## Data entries
%%

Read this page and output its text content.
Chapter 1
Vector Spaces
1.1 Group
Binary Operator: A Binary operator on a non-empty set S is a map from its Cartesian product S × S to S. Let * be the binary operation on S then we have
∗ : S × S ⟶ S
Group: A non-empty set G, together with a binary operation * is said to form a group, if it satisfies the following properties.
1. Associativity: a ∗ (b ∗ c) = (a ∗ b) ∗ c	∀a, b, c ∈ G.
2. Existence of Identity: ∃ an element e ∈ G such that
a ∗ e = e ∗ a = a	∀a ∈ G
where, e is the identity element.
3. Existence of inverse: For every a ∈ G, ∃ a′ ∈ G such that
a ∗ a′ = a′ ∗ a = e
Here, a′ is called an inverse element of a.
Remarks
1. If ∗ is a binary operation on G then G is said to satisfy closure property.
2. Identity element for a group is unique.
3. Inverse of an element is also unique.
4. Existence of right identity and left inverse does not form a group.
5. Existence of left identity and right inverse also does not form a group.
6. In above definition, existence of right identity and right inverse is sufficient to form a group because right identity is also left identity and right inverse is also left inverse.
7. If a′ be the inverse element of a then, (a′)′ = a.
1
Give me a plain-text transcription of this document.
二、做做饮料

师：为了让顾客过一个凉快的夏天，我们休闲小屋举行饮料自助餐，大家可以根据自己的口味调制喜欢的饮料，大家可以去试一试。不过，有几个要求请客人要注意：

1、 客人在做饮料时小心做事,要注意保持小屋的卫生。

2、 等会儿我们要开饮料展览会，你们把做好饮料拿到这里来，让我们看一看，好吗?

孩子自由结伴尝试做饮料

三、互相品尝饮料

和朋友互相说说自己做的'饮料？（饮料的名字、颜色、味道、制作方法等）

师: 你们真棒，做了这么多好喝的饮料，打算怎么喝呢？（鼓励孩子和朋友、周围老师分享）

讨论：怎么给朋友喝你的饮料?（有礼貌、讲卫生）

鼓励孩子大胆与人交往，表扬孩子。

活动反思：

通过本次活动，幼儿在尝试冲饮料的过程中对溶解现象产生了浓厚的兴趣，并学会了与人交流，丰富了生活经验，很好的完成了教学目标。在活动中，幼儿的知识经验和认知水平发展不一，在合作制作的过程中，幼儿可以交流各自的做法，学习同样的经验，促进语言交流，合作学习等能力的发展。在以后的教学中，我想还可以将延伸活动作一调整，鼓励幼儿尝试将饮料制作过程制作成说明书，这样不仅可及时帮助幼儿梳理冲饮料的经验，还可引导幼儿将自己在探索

%%

## Exercise prompt
In the entries above, how many lines contain the word "that"? Answer with the number only.

## Full answer
2